▶ [What you should do]:
Repeat each line word for word.

▶ [Data rows]:
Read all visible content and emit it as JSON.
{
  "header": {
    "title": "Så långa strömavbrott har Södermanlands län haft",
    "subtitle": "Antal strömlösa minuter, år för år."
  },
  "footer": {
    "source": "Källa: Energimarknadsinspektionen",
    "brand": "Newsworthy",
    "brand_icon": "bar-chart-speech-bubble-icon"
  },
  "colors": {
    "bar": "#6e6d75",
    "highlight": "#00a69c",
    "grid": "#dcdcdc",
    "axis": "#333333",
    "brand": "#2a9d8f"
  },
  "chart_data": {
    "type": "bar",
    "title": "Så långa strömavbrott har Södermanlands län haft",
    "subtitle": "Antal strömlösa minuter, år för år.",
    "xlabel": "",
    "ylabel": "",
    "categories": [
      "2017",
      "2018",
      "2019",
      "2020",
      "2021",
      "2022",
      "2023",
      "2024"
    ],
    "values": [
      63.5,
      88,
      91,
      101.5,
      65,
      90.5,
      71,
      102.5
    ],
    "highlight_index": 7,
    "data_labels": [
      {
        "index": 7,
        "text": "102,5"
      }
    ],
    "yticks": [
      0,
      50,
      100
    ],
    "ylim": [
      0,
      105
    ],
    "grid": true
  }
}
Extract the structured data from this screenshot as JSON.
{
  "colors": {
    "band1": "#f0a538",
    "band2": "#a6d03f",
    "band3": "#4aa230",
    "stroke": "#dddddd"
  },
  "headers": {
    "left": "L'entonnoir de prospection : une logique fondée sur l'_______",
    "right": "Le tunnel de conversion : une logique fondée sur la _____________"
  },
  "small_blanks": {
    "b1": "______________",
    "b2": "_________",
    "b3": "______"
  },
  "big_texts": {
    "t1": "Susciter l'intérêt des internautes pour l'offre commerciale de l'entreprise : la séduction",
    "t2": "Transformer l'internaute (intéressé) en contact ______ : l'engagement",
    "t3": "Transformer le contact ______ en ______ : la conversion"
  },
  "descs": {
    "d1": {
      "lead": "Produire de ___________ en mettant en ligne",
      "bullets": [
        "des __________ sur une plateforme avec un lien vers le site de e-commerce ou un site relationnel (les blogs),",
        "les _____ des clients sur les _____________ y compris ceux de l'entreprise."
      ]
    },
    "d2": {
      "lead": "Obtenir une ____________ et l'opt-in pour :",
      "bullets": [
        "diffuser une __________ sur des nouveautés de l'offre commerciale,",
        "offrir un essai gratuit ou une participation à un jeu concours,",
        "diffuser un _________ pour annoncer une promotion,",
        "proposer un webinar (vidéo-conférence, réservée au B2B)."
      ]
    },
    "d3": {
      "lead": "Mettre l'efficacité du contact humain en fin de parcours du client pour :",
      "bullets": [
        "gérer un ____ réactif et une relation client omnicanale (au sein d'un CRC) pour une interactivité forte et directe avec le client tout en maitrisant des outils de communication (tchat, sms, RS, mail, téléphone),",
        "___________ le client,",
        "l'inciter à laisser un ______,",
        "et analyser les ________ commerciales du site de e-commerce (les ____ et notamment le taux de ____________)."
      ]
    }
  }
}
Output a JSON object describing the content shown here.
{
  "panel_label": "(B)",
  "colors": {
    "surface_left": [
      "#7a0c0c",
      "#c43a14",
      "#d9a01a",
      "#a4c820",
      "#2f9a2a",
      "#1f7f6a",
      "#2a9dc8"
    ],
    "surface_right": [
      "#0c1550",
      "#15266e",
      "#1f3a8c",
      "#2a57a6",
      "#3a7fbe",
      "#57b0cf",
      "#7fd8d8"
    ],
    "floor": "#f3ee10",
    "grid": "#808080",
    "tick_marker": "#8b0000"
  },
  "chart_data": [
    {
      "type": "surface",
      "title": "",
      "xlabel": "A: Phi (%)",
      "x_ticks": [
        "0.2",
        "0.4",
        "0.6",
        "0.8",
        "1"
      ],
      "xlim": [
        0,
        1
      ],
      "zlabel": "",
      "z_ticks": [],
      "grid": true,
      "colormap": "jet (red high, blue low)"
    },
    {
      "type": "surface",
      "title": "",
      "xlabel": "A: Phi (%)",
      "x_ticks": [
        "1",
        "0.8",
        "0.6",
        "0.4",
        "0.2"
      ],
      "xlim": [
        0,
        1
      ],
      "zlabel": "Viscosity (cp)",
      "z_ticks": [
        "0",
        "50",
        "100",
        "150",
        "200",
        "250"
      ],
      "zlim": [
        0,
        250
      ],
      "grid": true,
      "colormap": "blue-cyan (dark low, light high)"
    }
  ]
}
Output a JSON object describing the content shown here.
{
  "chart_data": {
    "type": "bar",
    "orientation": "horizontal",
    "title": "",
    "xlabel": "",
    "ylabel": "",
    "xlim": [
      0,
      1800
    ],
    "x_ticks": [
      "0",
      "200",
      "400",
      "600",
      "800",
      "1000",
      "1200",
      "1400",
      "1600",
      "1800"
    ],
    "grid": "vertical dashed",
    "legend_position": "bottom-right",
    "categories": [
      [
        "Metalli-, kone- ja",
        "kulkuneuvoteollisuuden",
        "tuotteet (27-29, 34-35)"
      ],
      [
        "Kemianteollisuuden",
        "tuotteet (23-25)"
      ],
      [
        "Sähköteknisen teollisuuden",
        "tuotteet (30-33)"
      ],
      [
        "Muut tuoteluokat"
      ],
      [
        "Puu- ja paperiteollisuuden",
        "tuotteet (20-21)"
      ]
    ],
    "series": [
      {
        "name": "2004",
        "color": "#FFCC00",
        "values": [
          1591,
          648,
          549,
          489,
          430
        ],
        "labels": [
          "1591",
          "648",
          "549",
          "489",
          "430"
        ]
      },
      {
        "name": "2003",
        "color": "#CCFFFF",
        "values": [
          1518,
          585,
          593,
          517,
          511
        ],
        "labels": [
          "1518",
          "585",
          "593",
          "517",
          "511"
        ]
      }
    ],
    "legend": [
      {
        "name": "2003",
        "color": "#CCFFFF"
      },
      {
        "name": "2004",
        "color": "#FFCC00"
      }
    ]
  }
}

▶ [Problem solution]:
Read all visible content and emit it as JSON.
{
  "header": {
    "title": "Så långa strömavbrott har Södermanlands län haft",
    "subtitle": "Antal strömlösa minuter, år för år."
  },
  "footer": {
    "source": "Källa: Energimarknadsinspektionen",
    "brand": "Newsworthy",
    "brand_icon": "bar-chart-speech-bubble-icon"
  },
  "colors": {
    "bar": "#6e6d75",
    "highlight": "#00a69c",
    "grid": "#dcdcdc",
    "axis": "#333333",
    "brand": "#2a9d8f"
  },
  "chart_data": {
    "type": "bar",
    "title": "Så långa strömavbrott har Södermanlands län haft",
    "subtitle": "Antal strömlösa minuter, år för år.",
    "xlabel": "",
    "ylabel": "",
    "categories": [
      "2017",
      "2018",
      "2019",
      "2020",
      "2021",
      "2022",
      "2023",
      "2024"
    ],
    "values": [
      63.5,
      88,
      91,
      101.5,
      65,
      90.5,
      71,
      102.5
    ],
    "highlight_index": 7,
    "data_labels": [
      {
        "index": 7,
        "text": "102,5"
      }
    ],
    "yticks": [
      0,
      50,
      100
    ],
    "ylim": [
      0,
      105
    ],
    "grid": true
  }
}
Extract the structured data from this screenshot as JSON.
{
  "colors": {
    "band1": "#f0a538",
    "band2": "#a6d03f",
    "band3": "#4aa230",
    "stroke": "#dddddd"
  },
  "headers": {
    "left": "L'entonnoir de prospection : une logique fondée sur l'_______",
    "right": "Le tunnel de conversion : une logique fondée sur la _____________"
  },
  "small_blanks": {
    "b1": "______________",
    "b2": "_________",
    "b3": "______"
  },
  "big_texts": {
    "t1": "Susciter l'intérêt des internautes pour l'offre commerciale de l'entreprise : la séduction",
    "t2": "Transformer l'internaute (intéressé) en contact ______ : l'engagement",
    "t3": "Transformer le contact ______ en ______ : la conversion"
  },
  "descs": {
    "d1": {
      "lead": "Produire de ___________ en mettant en ligne",
      "bullets": [
        "des __________ sur une plateforme avec un lien vers le site de e-commerce ou un site relationnel (les blogs),",
        "les _____ des clients sur les _____________ y compris ceux de l'entreprise."
      ]
    },
    "d2": {
      "lead": "Obtenir une ____________ et l'opt-in pour :",
      "bullets": [
        "diffuser une __________ sur des nouveautés de l'offre commerciale,",
        "offrir un essai gratuit ou une participation à un jeu concours,",
        "diffuser un _________ pour annoncer une promotion,",
        "proposer un webinar (vidéo-conférence, réservée au B2B)."
      ]
    },
    "d3": {
      "lead": "Mettre l'efficacité du contact humain en fin de parcours du client pour :",
      "bullets": [
        "gérer un ____ réactif et une relation client omnicanale (au sein d'un CRC) pour une interactivité forte et directe avec le client tout en maitrisant des outils de communication (tchat, sms, RS, mail, téléphone),",
        "___________ le client,",
        "l'inciter à laisser un ______,",
        "et analyser les ________ commerciales du site de e-commerce (les ____ et notamment le taux de ____________)."
      ]
    }
  }
}
Output a JSON object describing the content shown here.
{
  "panel_label": "(B)",
  "colors": {
    "surface_left": [
      "#7a0c0c",
      "#c43a14",
      "#d9a01a",
      "#a4c820",
      "#2f9a2a",
      "#1f7f6a",
      "#2a9dc8"
    ],
    "surface_right": [
      "#0c1550",
      "#15266e",
      "#1f3a8c",
      "#2a57a6",
      "#3a7fbe",
      "#57b0cf",
      "#7fd8d8"
    ],
    "floor": "#f3ee10",
    "grid": "#808080",
    "tick_marker": "#8b0000"
  },
  "chart_data": [
    {
      "type": "surface",
      "title": "",
      "xlabel": "A: Phi (%)",
      "x_ticks": [
        "0.2",
        "0.4",
        "0.6",
        "0.8",
        "1"
      ],
      "xlim": [
        0,
        1
      ],
      "zlabel": "",
      "z_ticks": [],
      "grid": true,
      "colormap": "jet (red high, blue low)"
    },
    {
      "type": "surface",
      "title": "",
      "xlabel": "A: Phi (%)",
      "x_ticks": [
        "1",
        "0.8",
        "0.6",
        "0.4",
        "0.2"
      ],
      "xlim": [
        0,
        1
      ],
      "zlabel": "Viscosity (cp)",
      "z_ticks": [
        "0",
        "50",
        "100",
        "150",
        "200",
        "250"
      ],
      "zlim": [
        0,
        250
      ],
      "grid": true,
      "colormap": "blue-cyan (dark low, light high)"
    }
  ]
}
Output a JSON object describing the content shown here.
{
  "chart_data": {
    "type": "bar",
    "orientation": "horizontal",
    "title": "",
    "xlabel": "",
    "ylabel": "",
    "xlim": [
      0,
      1800
    ],
    "x_ticks": [
      "0",
      "200",
      "400",
      "600",
      "800",
      "1000",
      "1200",
      "1400",
      "1600",
      "1800"
    ],
    "grid": "vertical dashed",
    "legend_position": "bottom-right",
    "categories": [
      [
        "Metalli-, kone- ja",
        "kulkuneuvoteollisuuden",
        "tuotteet (27-29, 34-35)"
      ],
      [
        "Kemianteollisuuden",
        "tuotteet (23-25)"
      ],
      [
        "Sähköteknisen teollisuuden",
        "tuotteet (30-33)"
      ],
      [
        "Muut tuoteluokat"
      ],
      [
        "Puu- ja paperiteollisuuden",
        "tuotteet (20-21)"
      ]
    ],
    "series": [
      {
        "name": "2004",
        "color": "#FFCC00",
        "values": [
          1591,
          648,
          549,
          489,
          430
        ],
        "labels": [
          "1591",
          "648",
          "549",
          "489",
          "430"
        ]
      },
      {
        "name": "2003",
        "color": "#CCFFFF",
        "values": [
          1518,
          585,
          593,
          517,
          511
        ],
        "labels": [
          "1518",
          "585",
          "593",
          "517",
          "511"
        ]
      }
    ],
    "legend": [
      {
        "name": "2003",
        "color": "#CCFFFF"
      },
      {
        "name": "2004",
        "color": "#FFCC00"
      }
    ]
  }
}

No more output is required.